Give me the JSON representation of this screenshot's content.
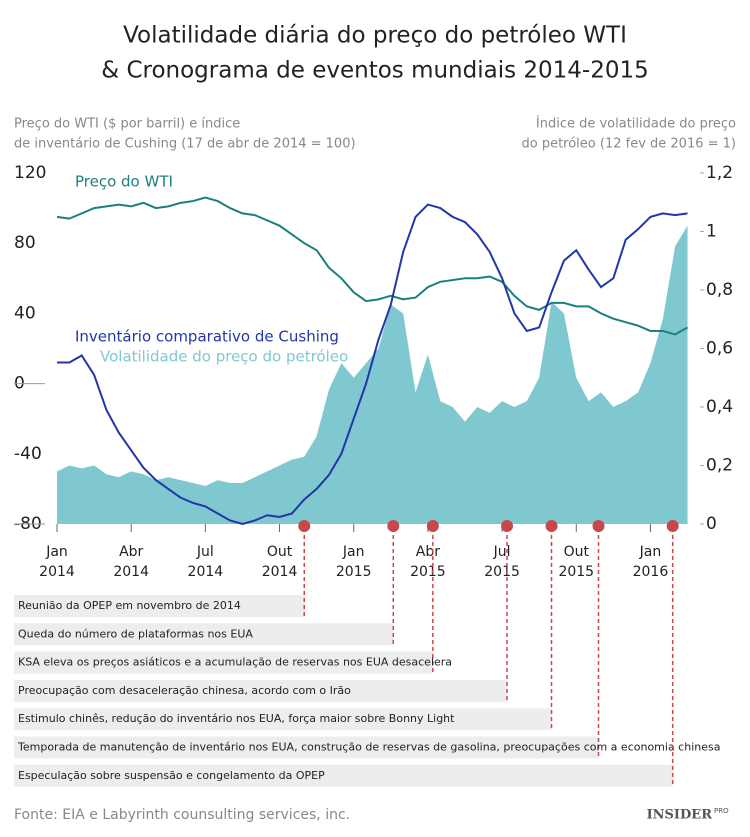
{
  "chart_data": {
    "type": "line",
    "title": [
      "Volatilidade diária do preço do petróleo WTI",
      "& Cronograma de eventos mundiais 2014-2015"
    ],
    "y_label": [
      "Preço do WTI ($ por barril) e índice",
      "de inventário de Cushing (17 de abr de 2014 = 100)"
    ],
    "y2_label": [
      "Índice de volatilidade do preço",
      "do petróleo (12 fev de 2016 = 1)"
    ],
    "source": "Fonte: EIA e Labyrinth counsulting services, inc.",
    "brand": "INSIDER",
    "brand_sub": "PRO",
    "x": [
      0,
      0.5,
      1,
      1.5,
      2,
      2.5,
      3,
      3.5,
      4,
      4.5,
      5,
      5.5,
      6,
      6.5,
      7,
      7.5,
      8,
      8.5,
      9,
      9.5,
      10,
      10.5,
      11,
      11.5,
      12,
      12.5,
      13,
      13.5,
      14,
      14.5,
      15,
      15.5,
      16,
      16.5,
      17,
      17.5,
      18,
      18.5,
      19,
      19.5,
      20,
      20.5,
      21,
      21.5,
      22,
      22.5,
      23,
      23.5,
      24,
      24.5,
      25,
      25.5
    ],
    "xlim": [
      0,
      25.6
    ],
    "xticks": [
      {
        "value": 0,
        "label": "Jan 2014"
      },
      {
        "value": 3,
        "label": "Abr 2014"
      },
      {
        "value": 6,
        "label": "Jul 2014"
      },
      {
        "value": 9,
        "label": "Out 2014"
      },
      {
        "value": 12,
        "label": "Jan 2015"
      },
      {
        "value": 15,
        "label": "Abr 2015"
      },
      {
        "value": 18,
        "label": "Jul 2015"
      },
      {
        "value": 21,
        "label": "Out 2015"
      },
      {
        "value": 24,
        "label": "Jan 2016"
      }
    ],
    "ylim": [
      -80,
      120
    ],
    "yticks": [
      -80,
      -40,
      0,
      40,
      80,
      120
    ],
    "y2lim": [
      0,
      1.2
    ],
    "y2ticks": [
      0,
      {
        "value": 0.2,
        "label": "0,2"
      },
      {
        "value": 0.4,
        "label": "0,4"
      },
      {
        "value": 0.6,
        "label": "0,6"
      },
      {
        "value": 0.8,
        "label": "0,8"
      },
      1,
      {
        "value": 1.2,
        "label": "1,2"
      }
    ],
    "series": [
      {
        "name": "Volatilidade do preço do petróleo",
        "color": "#80c8d0",
        "axis": "y2",
        "kind": "area",
        "values": [
          0.18,
          0.2,
          0.19,
          0.2,
          0.17,
          0.16,
          0.18,
          0.17,
          0.15,
          0.16,
          0.15,
          0.14,
          0.13,
          0.15,
          0.14,
          0.14,
          0.16,
          0.18,
          0.2,
          0.22,
          0.23,
          0.3,
          0.46,
          0.55,
          0.5,
          0.55,
          0.6,
          0.75,
          0.72,
          0.45,
          0.58,
          0.42,
          0.4,
          0.35,
          0.4,
          0.38,
          0.42,
          0.4,
          0.42,
          0.5,
          0.76,
          0.72,
          0.5,
          0.42,
          0.45,
          0.4,
          0.42,
          0.45,
          0.55,
          0.7,
          0.95,
          1.02
        ]
      },
      {
        "name": "Preço do WTI",
        "color": "#1b7f7f",
        "kind": "line",
        "values": [
          95,
          94,
          97,
          100,
          101,
          102,
          101,
          103,
          100,
          101,
          103,
          104,
          106,
          104,
          100,
          97,
          96,
          93,
          90,
          85,
          80,
          76,
          66,
          60,
          52,
          47,
          48,
          50,
          48,
          49,
          55,
          58,
          59,
          60,
          60,
          61,
          58,
          50,
          44,
          42,
          46,
          46,
          44,
          44,
          40,
          37,
          35,
          33,
          30,
          30,
          28,
          32
        ]
      },
      {
        "name": "Inventário comparativo de Cushing",
        "color": "#2236a8",
        "kind": "line",
        "values": [
          12,
          12,
          16,
          5,
          -15,
          -28,
          -38,
          -48,
          -55,
          -60,
          -65,
          -68,
          -70,
          -74,
          -78,
          -80,
          -78,
          -75,
          -76,
          -74,
          -66,
          -60,
          -52,
          -40,
          -20,
          0,
          25,
          45,
          75,
          95,
          102,
          100,
          95,
          92,
          85,
          75,
          60,
          40,
          30,
          32,
          52,
          70,
          76,
          65,
          55,
          60,
          82,
          88,
          95,
          97,
          96,
          97
        ]
      }
    ],
    "events": [
      {
        "x": 10.0,
        "label": "Reunião da OPEP em novembro de 2014"
      },
      {
        "x": 13.6,
        "label": "Queda do número de plataformas nos EUA"
      },
      {
        "x": 15.2,
        "label": "KSA eleva os preços asiáticos e a acumulação de reservas nos EUA desacelera"
      },
      {
        "x": 18.2,
        "label": "Preocupação com desaceleração chinesa, acordo com o Irão"
      },
      {
        "x": 20.0,
        "label": "Estimulo chinês, redução do inventário nos EUA, força maior sobre Bonny Light"
      },
      {
        "x": 21.9,
        "label": "Temporada de manutenção de inventário nos EUA, construção de reservas de gasolina, preocupações com a economia chinesa"
      },
      {
        "x": 24.9,
        "label": "Especulação sobre suspensão e congelamento da OPEP"
      }
    ]
  }
}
★ ★ ★ ★ ★ ★ ★
◆ EXERCISE DETAILS: Pick out the lines containing the word "sobre" and show them.

◆ FINISHED ANSWER:
        "label": "Estimulo chinês, redução do inventário nos EUA, força maior sobre Bonny Light"
        "label": "Especulação sobre suspensão e congelamento da OPEP"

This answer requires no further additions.